• Given task
Repeat every record exactly, but keep images out of the copy.

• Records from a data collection
* Begin *

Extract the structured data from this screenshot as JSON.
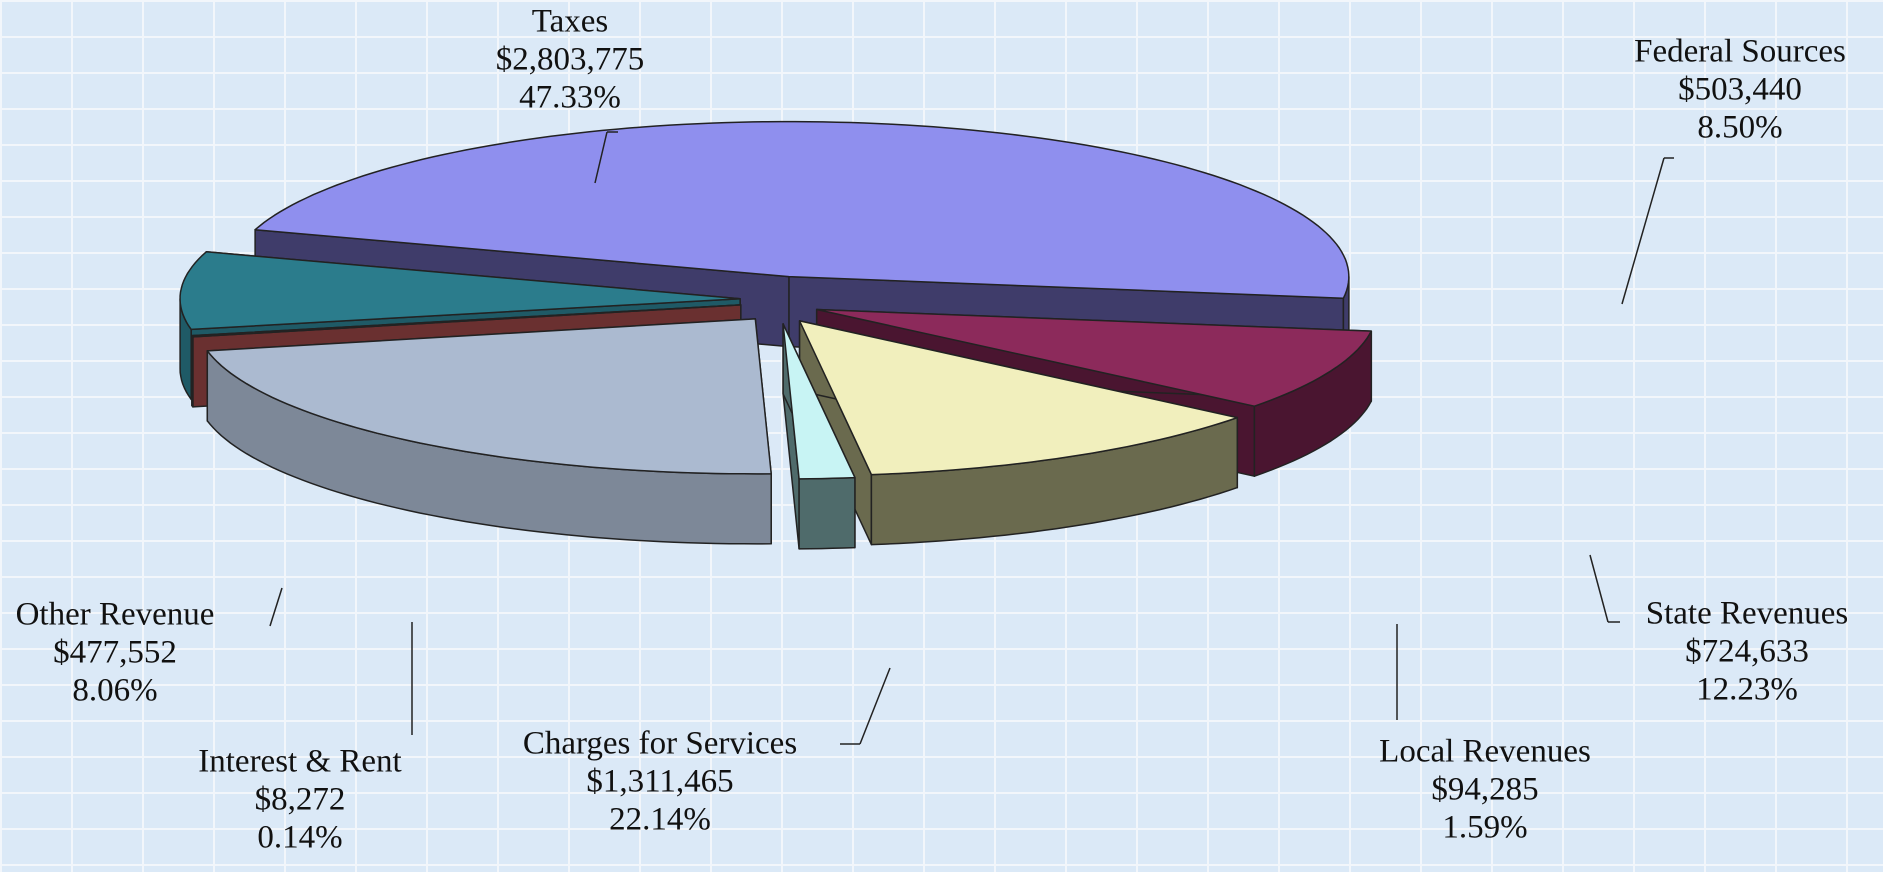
{
  "chart_data": {
    "type": "pie3d",
    "categories": [
      "Taxes",
      "Other Revenue",
      "Interest & Rent",
      "Charges for Services",
      "Local Revenues",
      "State Revenues",
      "Federal Sources"
    ],
    "values": [
      2803775,
      477552,
      8272,
      1311465,
      94285,
      724633,
      503440
    ],
    "value_labels": [
      "$2,803,775",
      "$477,552",
      "$8,272",
      "$1,311,465",
      "$94,285",
      "$724,633",
      "$503,440"
    ],
    "percentages": [
      47.33,
      8.06,
      0.14,
      22.14,
      1.59,
      12.23,
      8.5
    ],
    "percent_labels": [
      "47.33%",
      "8.06%",
      "0.14%",
      "22.14%",
      "1.59%",
      "12.23%",
      "8.50%"
    ],
    "colors": [
      "#8f8fee",
      "#2b7c8c",
      "#8a4242",
      "#abbad0",
      "#c8f4f4",
      "#f1efbd",
      "#8c2a5b"
    ],
    "side_colors": [
      "#3f3c6a",
      "#1f5a66",
      "#6a3030",
      "#7d8898",
      "#4f6b6b",
      "#6a6a4e",
      "#4a1530"
    ]
  }
}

* End *

• Result below
Extract the structured data from this screenshot as JSON.
{
  "chart_data": {
    "type": "pie3d",
    "categories": [
      "Taxes",
      "Other Revenue",
      "Interest & Rent",
      "Charges for Services",
      "Local Revenues",
      "State Revenues",
      "Federal Sources"
    ],
    "values": [
      2803775,
      477552,
      8272,
      1311465,
      94285,
      724633,
      503440
    ],
    "value_labels": [
      "$2,803,775",
      "$477,552",
      "$8,272",
      "$1,311,465",
      "$94,285",
      "$724,633",
      "$503,440"
    ],
    "percentages": [
      47.33,
      8.06,
      0.14,
      22.14,
      1.59,
      12.23,
      8.5
    ],
    "percent_labels": [
      "47.33%",
      "8.06%",
      "0.14%",
      "22.14%",
      "1.59%",
      "12.23%",
      "8.50%"
    ],
    "colors": [
      "#8f8fee",
      "#2b7c8c",
      "#8a4242",
      "#abbad0",
      "#c8f4f4",
      "#f1efbd",
      "#8c2a5b"
    ],
    "side_colors": [
      "#3f3c6a",
      "#1f5a66",
      "#6a3030",
      "#7d8898",
      "#4f6b6b",
      "#6a6a4e",
      "#4a1530"
    ]
  }
}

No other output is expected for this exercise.